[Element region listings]
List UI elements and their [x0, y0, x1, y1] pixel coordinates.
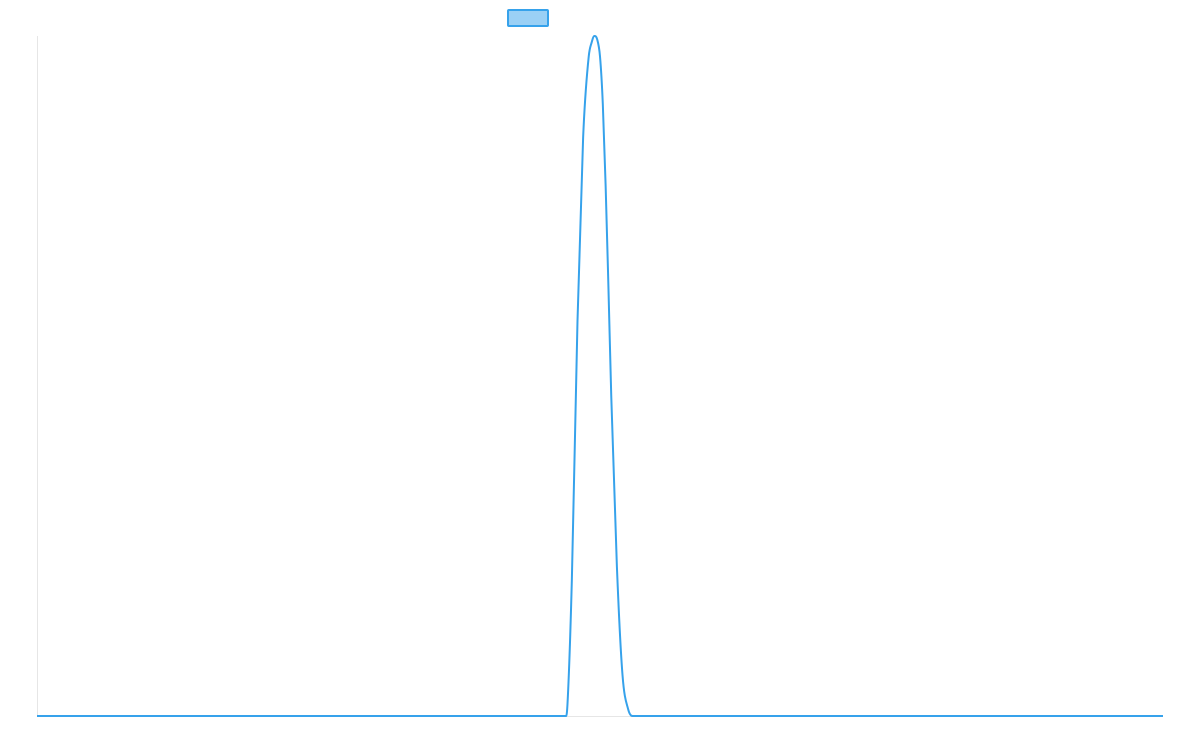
legend-swatch[interactable] [507, 9, 549, 27]
series-line-0 [37, 35, 1163, 718]
series-layer [37, 35, 1163, 718]
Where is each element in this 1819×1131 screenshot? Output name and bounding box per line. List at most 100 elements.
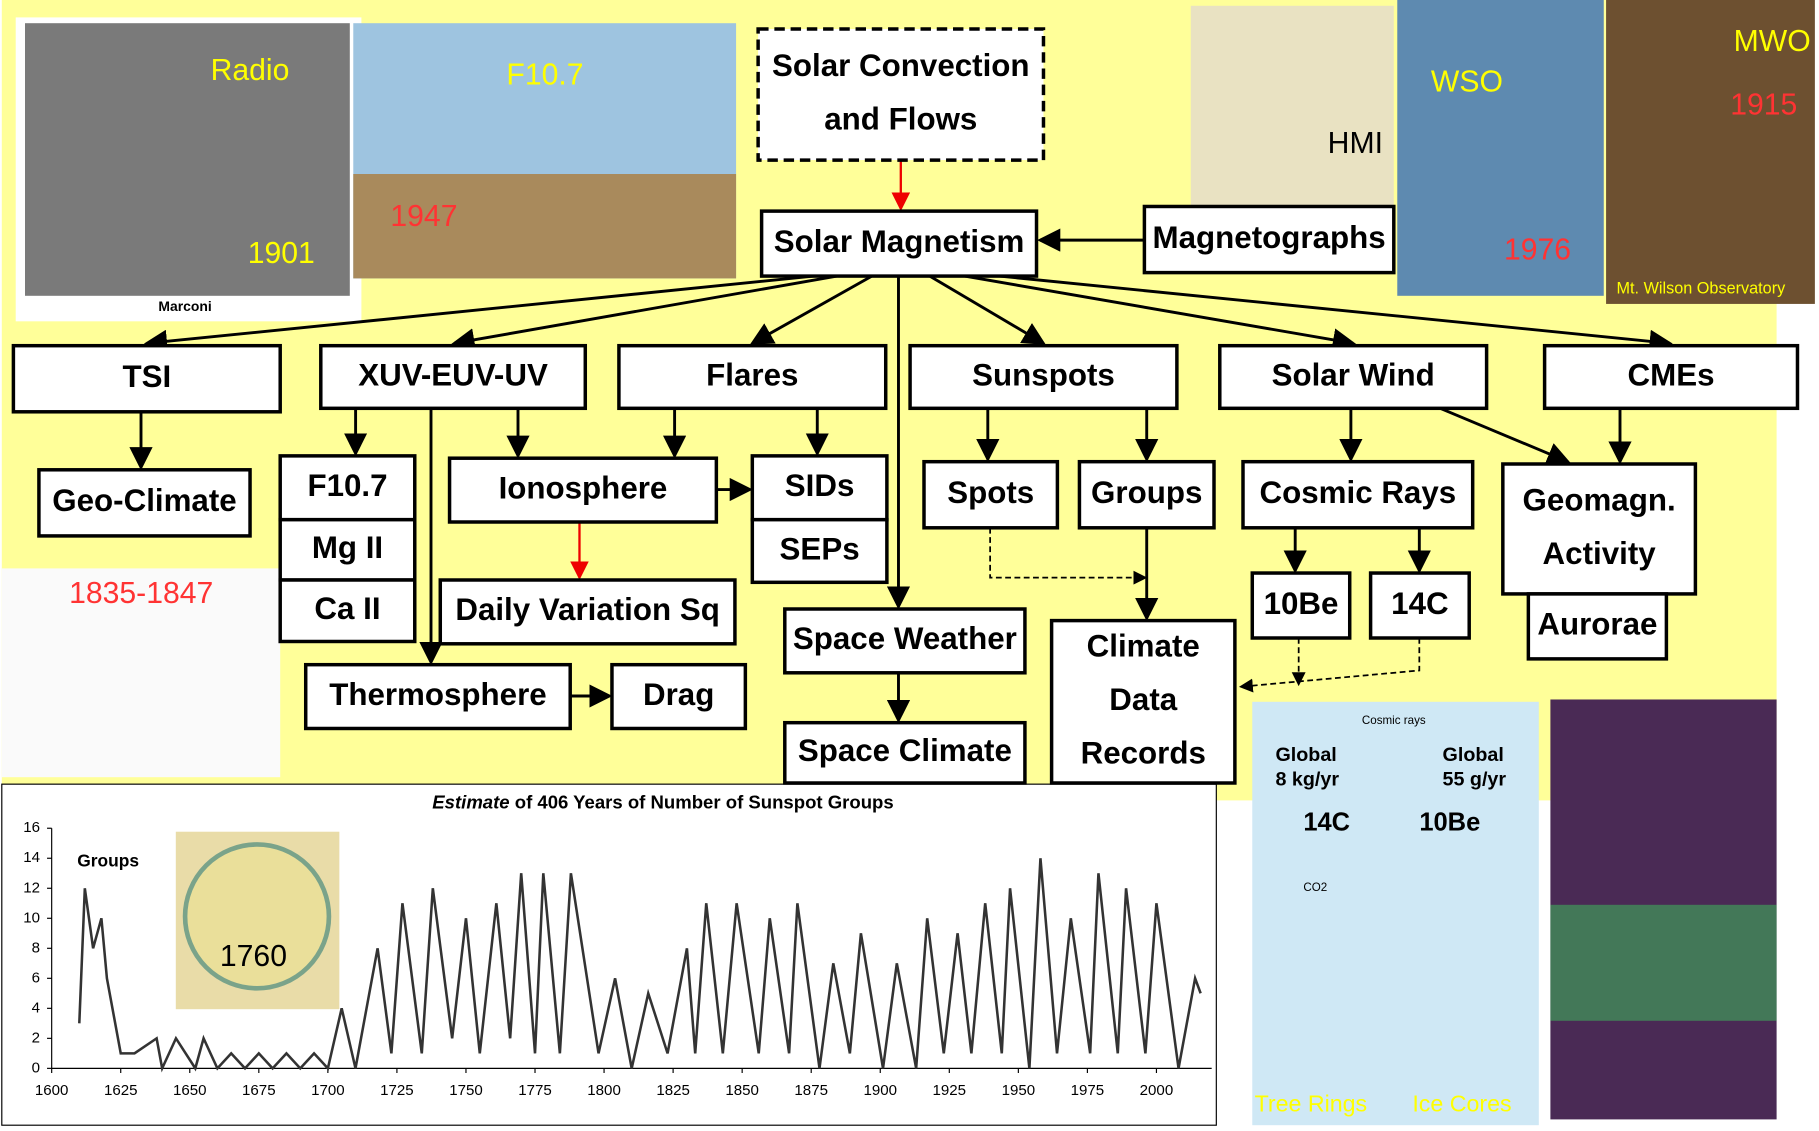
node: Sunspots [908,343,1179,411]
node-label: SIDs [785,468,855,503]
x-tick-label: 1800 [587,1082,621,1099]
y-tick-label: 6 [32,969,40,986]
node-label: Spots [947,475,1034,510]
aurora-glow [1550,904,1777,1021]
y-label: Groups [77,850,139,870]
node: F10.7 [278,454,417,522]
node: Drag [610,662,748,731]
x-tick-label: 1975 [1071,1082,1105,1099]
node-box [756,27,1046,162]
node-label: Space Weather [793,621,1017,656]
node: Ionosphere [447,456,719,524]
dashed-arrow [989,527,1148,585]
node: Daily Variation Sq [438,578,737,646]
node-label: Daily Variation Sq [455,592,720,627]
y-tick-label: 10 [23,909,40,926]
inset-label: 1760 [220,940,287,973]
node-label: Solar Wind [1272,357,1435,392]
photo-label: 1976 [1504,234,1571,267]
arrow [143,274,814,353]
arrow [749,274,873,345]
photo-label: 8 kg/yr [1275,768,1339,790]
node-box [908,343,1179,411]
node-label: Ionosphere [499,470,668,505]
node-label: Climate [1087,629,1200,664]
node-box [922,459,1060,530]
node-box [1250,571,1352,640]
x-tick-label: 1850 [725,1082,759,1099]
node-box [1241,459,1475,530]
mwo-photo [1606,0,1815,304]
x-tick-label: 1775 [518,1082,552,1099]
node-box [1049,618,1237,785]
node-label: TSI [122,359,171,394]
node-box [278,578,417,644]
node: Climate Data Records [1049,618,1237,785]
node-box [319,343,588,411]
node-box [759,209,1039,278]
node: TSI [11,343,282,414]
node-label: XUV-EUV-UV [358,357,548,392]
node-label: Space Climate [798,733,1012,768]
node-box [1368,571,1471,640]
dashed-arrow [1238,638,1421,693]
arrow [451,274,838,352]
ground [353,174,737,279]
node-label: Ca II [314,591,380,626]
node: Flares [617,343,888,411]
node: CMEs [1542,343,1800,411]
y-tick-label: 14 [23,849,40,866]
x-tick-label: 1625 [104,1082,138,1099]
node-box [1542,343,1800,411]
y-tick-label: 2 [32,1029,40,1046]
x-tick-label: 1900 [863,1082,897,1099]
photo-label: Mt. Wilson Observatory [1617,279,1787,297]
x-tick-label: 1950 [1002,1082,1036,1099]
node-box [438,578,737,646]
arrow [1439,406,1571,465]
node-label: Magnetographs [1153,220,1386,255]
node: SEPs [750,517,889,585]
node: Space Weather [783,607,1027,675]
node-label: Data [1109,682,1177,717]
node: Solar Magnetism [759,209,1039,278]
photo-label: Marconi [158,298,211,314]
x-tick-label: 1600 [35,1082,69,1099]
node-label: Records [1081,735,1206,770]
photo-label: Cosmic rays [1362,714,1426,727]
node: Geo-Climate [37,468,252,538]
node-label: CMEs [1628,357,1715,392]
x-tick-label: 1825 [656,1082,690,1099]
x-tick-label: 1875 [794,1082,828,1099]
node-label: Solar Convection [772,48,1030,83]
node: Aurorae [1526,592,1669,661]
node: 14C [1368,571,1471,640]
photo-label: F10.7 [506,59,583,92]
node-label: Mg II [312,530,383,565]
node-label: Geo-Climate [52,483,236,518]
node-box [11,343,282,414]
arrow [929,274,1046,345]
y-tick-label: 8 [32,939,40,956]
title: of 406 Years of Number of Sunspot Groups [510,792,894,813]
photo-label: 55 g/yr [1443,768,1507,790]
node-label: Flares [706,357,798,392]
node-box [617,343,888,411]
node-label: 14C [1391,586,1448,621]
photo-label: MWO [1734,25,1811,58]
node-label: F10.7 [307,468,387,503]
node: Solar Wind [1218,343,1489,411]
node: Ca II [278,578,417,644]
photo-label: HMI [1328,127,1383,160]
photo-label: WSO [1431,65,1503,98]
node-box [783,607,1027,675]
node: Mg II [278,517,417,582]
title-emphasis: Estimate [432,792,509,813]
node: 10Be [1250,571,1352,640]
chart-title: Estimate of 406 Years of Number of Sunsp… [432,792,893,813]
node: Geomagn. Activity [1501,462,1698,596]
sunspot-line [78,858,1202,1073]
y-tick-label: 12 [23,879,40,896]
arrow [964,274,1357,352]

GIVEN REQUEST: Reproduce every line of the records above character for character, leaving out the picture lines.

REPLY:
List UI elements and their [x0, y0, x1, y1] pixel coordinates.
legend-swatch[interactable] [507, 9, 549, 27]
series-line-0 [37, 35, 1163, 718]
series-layer [37, 35, 1163, 718]
Where is each element in this 1819×1131 screenshot? Output name and bounding box per line. List at most 100 elements.
node: Sunspots [908,343,1179,411]
node-label: SIDs [785,468,855,503]
x-tick-label: 1800 [587,1082,621,1099]
y-tick-label: 6 [32,969,40,986]
node-label: Spots [947,475,1034,510]
aurora-glow [1550,904,1777,1021]
y-label: Groups [77,850,139,870]
node: F10.7 [278,454,417,522]
node: Drag [610,662,748,731]
x-tick-label: 1975 [1071,1082,1105,1099]
node-box [756,27,1046,162]
node-label: Space Weather [793,621,1017,656]
node: Ionosphere [447,456,719,524]
dashed-arrow [989,527,1148,585]
node: Daily Variation Sq [438,578,737,646]
node-label: Daily Variation Sq [455,592,720,627]
y-tick-label: 10 [23,909,40,926]
inset-label: 1760 [220,940,287,973]
node-label: Solar Wind [1272,357,1435,392]
photo-label: 1976 [1504,234,1571,267]
arrow [143,274,814,353]
arrow [749,274,873,345]
photo-label: 8 kg/yr [1275,768,1339,790]
node-box [908,343,1179,411]
node-label: Ionosphere [499,470,668,505]
node-label: Climate [1087,629,1200,664]
node-box [922,459,1060,530]
node-box [1250,571,1352,640]
x-tick-label: 1850 [725,1082,759,1099]
node-box [1241,459,1475,530]
mwo-photo [1606,0,1815,304]
x-tick-label: 1775 [518,1082,552,1099]
node-box [1049,618,1237,785]
node-label: TSI [122,359,171,394]
node-box [278,578,417,644]
node: Climate Data Records [1049,618,1237,785]
node-box [319,343,588,411]
node-box [759,209,1039,278]
node: TSI [11,343,282,414]
node-label: XUV-EUV-UV [358,357,548,392]
node-label: Space Climate [798,733,1012,768]
node-box [1368,571,1471,640]
dashed-arrow [1238,638,1421,693]
arrow [451,274,838,352]
ground [353,174,737,279]
node-label: Ca II [314,591,380,626]
node: Flares [617,343,888,411]
node: CMEs [1542,343,1800,411]
y-tick-label: 14 [23,849,40,866]
x-tick-label: 1625 [104,1082,138,1099]
node-box [1542,343,1800,411]
y-tick-label: 2 [32,1029,40,1046]
x-tick-label: 1900 [863,1082,897,1099]
photo-label: Mt. Wilson Observatory [1617,279,1787,297]
x-tick-label: 1950 [1002,1082,1036,1099]
node-box [438,578,737,646]
arrow [1439,406,1571,465]
node-label: Magnetographs [1153,220,1386,255]
node: SEPs [750,517,889,585]
node: Space Weather [783,607,1027,675]
node-label: Data [1109,682,1177,717]
node: Solar Magnetism [759,209,1039,278]
photo-label: Marconi [158,298,211,314]
x-tick-label: 1600 [35,1082,69,1099]
node-label: Records [1081,735,1206,770]
photo-label: Cosmic rays [1362,714,1426,727]
node: Geo-Climate [37,468,252,538]
node-label: CMEs [1628,357,1715,392]
x-tick-label: 1825 [656,1082,690,1099]
x-tick-label: 1875 [794,1082,828,1099]
node-label: Solar Convection [772,48,1030,83]
node: Aurorae [1526,592,1669,661]
node: 14C [1368,571,1471,640]
photo-label: F10.7 [506,59,583,92]
node-label: Mg II [312,530,383,565]
node-label: Geo-Climate [52,483,236,518]
node-box [11,343,282,414]
arrow [929,274,1046,345]
y-tick-label: 8 [32,939,40,956]
title: of 406 Years of Number of Sunspot Groups [510,792,894,813]
photo-label: 55 g/yr [1443,768,1507,790]
node-label: Flares [706,357,798,392]
node-box [617,343,888,411]
node-label: 14C [1391,586,1448,621]
photo-label: MWO [1734,25,1811,58]
node-label: F10.7 [307,468,387,503]
node: Solar Wind [1218,343,1489,411]
node: Ca II [278,578,417,644]
photo-label: HMI [1328,127,1383,160]
photo-label: WSO [1431,65,1503,98]
node-box [783,607,1027,675]
node: Mg II [278,517,417,582]
title-emphasis: Estimate [432,792,509,813]
node: 10Be [1250,571,1352,640]
chart-title: Estimate of 406 Years of Number of Sunsp… [432,792,893,813]
node: Geomagn. Activity [1501,462,1698,596]
sunspot-line [78,858,1202,1073]
y-tick-label: 12 [23,879,40,896]
arrow [964,274,1357,352]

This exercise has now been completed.